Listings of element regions
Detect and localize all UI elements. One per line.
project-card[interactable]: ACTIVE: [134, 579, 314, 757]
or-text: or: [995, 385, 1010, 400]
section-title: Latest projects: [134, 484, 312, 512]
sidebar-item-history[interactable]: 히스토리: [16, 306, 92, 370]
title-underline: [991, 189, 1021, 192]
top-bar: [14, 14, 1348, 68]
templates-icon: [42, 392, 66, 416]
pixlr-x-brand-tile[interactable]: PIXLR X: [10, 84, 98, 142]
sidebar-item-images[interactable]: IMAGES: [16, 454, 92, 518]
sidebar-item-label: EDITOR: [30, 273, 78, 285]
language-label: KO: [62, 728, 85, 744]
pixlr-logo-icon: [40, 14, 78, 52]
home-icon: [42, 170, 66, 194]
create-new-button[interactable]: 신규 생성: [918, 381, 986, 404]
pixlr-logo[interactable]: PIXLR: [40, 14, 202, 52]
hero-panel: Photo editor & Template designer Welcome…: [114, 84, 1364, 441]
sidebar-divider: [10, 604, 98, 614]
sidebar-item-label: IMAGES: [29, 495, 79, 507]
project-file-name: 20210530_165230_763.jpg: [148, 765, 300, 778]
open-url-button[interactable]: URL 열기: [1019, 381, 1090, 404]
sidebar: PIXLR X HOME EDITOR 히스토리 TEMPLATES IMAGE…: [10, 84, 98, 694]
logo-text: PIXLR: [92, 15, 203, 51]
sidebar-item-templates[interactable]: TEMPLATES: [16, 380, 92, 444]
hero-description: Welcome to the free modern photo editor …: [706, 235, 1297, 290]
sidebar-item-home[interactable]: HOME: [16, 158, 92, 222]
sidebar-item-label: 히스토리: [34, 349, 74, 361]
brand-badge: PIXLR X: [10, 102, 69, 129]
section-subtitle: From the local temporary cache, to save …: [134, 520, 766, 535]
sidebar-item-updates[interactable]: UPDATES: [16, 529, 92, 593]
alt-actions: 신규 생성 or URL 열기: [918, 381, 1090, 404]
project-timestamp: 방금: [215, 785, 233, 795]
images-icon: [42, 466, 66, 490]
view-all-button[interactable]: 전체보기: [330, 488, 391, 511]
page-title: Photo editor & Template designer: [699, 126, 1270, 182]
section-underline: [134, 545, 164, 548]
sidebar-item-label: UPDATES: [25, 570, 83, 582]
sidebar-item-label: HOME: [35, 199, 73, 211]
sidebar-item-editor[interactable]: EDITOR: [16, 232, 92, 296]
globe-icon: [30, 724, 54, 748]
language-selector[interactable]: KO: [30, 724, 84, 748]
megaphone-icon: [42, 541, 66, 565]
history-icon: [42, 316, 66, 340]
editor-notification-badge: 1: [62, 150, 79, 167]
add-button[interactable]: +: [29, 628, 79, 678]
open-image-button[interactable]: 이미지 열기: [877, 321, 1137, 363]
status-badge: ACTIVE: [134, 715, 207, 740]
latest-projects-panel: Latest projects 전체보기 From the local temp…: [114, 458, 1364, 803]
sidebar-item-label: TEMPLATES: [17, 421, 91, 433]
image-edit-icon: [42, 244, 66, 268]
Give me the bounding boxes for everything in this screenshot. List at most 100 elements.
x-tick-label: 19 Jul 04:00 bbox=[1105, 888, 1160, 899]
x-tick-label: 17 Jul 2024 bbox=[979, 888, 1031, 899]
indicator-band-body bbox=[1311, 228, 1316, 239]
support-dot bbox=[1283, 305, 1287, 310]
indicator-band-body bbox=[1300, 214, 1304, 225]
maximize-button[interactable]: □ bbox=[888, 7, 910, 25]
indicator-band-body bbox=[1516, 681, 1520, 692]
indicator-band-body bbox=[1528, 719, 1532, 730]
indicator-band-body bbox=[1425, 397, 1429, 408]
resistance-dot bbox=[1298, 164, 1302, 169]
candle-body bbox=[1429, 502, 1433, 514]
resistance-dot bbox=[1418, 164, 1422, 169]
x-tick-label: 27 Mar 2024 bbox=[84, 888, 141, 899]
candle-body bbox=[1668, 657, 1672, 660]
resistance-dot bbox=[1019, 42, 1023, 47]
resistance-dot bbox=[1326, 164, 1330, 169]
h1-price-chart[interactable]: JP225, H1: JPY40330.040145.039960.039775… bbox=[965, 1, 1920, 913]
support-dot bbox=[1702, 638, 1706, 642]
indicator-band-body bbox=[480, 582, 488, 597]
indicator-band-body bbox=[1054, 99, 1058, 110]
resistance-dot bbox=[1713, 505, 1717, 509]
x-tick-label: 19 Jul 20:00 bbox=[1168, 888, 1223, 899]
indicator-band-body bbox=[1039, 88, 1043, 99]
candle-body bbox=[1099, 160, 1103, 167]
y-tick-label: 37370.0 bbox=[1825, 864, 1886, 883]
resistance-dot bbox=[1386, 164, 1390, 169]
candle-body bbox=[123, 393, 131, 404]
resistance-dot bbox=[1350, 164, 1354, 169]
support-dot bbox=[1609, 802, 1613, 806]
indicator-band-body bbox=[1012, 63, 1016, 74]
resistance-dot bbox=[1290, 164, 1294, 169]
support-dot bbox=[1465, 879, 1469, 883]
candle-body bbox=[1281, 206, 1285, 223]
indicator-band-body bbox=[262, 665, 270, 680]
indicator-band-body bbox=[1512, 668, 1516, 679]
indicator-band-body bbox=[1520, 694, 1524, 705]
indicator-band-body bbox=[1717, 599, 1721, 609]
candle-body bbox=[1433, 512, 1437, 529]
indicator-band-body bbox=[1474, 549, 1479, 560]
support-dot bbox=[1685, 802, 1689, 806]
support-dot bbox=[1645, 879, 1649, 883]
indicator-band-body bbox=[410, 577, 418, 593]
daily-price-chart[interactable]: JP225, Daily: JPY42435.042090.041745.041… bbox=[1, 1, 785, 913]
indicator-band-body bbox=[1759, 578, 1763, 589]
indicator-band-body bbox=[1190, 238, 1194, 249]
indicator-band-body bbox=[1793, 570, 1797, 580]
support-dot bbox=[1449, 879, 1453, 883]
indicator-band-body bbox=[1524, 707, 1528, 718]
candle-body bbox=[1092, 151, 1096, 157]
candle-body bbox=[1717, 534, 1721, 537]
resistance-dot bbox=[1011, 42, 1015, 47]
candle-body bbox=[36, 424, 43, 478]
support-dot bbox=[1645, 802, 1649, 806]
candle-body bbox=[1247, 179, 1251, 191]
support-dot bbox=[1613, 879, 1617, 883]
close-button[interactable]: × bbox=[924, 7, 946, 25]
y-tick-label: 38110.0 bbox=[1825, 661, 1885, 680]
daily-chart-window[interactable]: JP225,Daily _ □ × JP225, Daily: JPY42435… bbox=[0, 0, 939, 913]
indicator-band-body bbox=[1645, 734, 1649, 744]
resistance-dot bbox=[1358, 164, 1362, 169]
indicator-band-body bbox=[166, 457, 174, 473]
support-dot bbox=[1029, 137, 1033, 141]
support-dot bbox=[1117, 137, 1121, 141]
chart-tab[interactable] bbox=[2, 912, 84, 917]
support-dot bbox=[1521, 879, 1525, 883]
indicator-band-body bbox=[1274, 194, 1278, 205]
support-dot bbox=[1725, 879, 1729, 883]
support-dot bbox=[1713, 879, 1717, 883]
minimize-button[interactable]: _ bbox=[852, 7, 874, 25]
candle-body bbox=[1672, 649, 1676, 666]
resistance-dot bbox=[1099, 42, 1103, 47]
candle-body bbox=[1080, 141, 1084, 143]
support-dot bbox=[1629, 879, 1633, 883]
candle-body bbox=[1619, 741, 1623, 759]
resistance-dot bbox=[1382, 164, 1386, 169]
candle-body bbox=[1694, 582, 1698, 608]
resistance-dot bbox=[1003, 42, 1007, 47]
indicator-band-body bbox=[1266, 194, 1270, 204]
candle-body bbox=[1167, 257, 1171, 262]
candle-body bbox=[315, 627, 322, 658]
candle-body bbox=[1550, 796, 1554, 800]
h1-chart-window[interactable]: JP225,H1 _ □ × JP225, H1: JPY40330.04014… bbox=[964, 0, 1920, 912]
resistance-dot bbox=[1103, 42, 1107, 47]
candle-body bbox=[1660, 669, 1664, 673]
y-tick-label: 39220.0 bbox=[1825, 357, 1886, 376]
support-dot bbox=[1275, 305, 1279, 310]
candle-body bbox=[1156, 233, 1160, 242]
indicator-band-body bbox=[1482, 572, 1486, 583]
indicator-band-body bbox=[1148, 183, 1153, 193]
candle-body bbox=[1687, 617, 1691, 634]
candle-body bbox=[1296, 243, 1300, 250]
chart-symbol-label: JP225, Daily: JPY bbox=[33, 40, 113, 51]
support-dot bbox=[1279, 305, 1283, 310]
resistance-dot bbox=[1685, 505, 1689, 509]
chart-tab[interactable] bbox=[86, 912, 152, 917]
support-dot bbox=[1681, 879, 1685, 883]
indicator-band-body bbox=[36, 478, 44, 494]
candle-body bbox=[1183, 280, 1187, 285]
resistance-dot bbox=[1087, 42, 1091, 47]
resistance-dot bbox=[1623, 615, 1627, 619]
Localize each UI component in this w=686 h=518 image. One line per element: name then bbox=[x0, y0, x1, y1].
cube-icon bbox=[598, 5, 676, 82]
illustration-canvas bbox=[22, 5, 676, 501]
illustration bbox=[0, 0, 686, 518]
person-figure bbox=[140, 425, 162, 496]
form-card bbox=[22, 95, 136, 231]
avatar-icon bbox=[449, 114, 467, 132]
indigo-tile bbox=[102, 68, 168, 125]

What you are asked to do: Find each line above that contains the string "히스토리", and copy those lines out.

Problem solution:
sidebar-item-history[interactable]: 히스토리: [16, 306, 92, 370]
sidebar: PIXLR X HOME EDITOR 히스토리 TEMPLATES IMAGE…: [10, 84, 98, 694]
sidebar-item-label: 히스토리: [34, 349, 74, 361]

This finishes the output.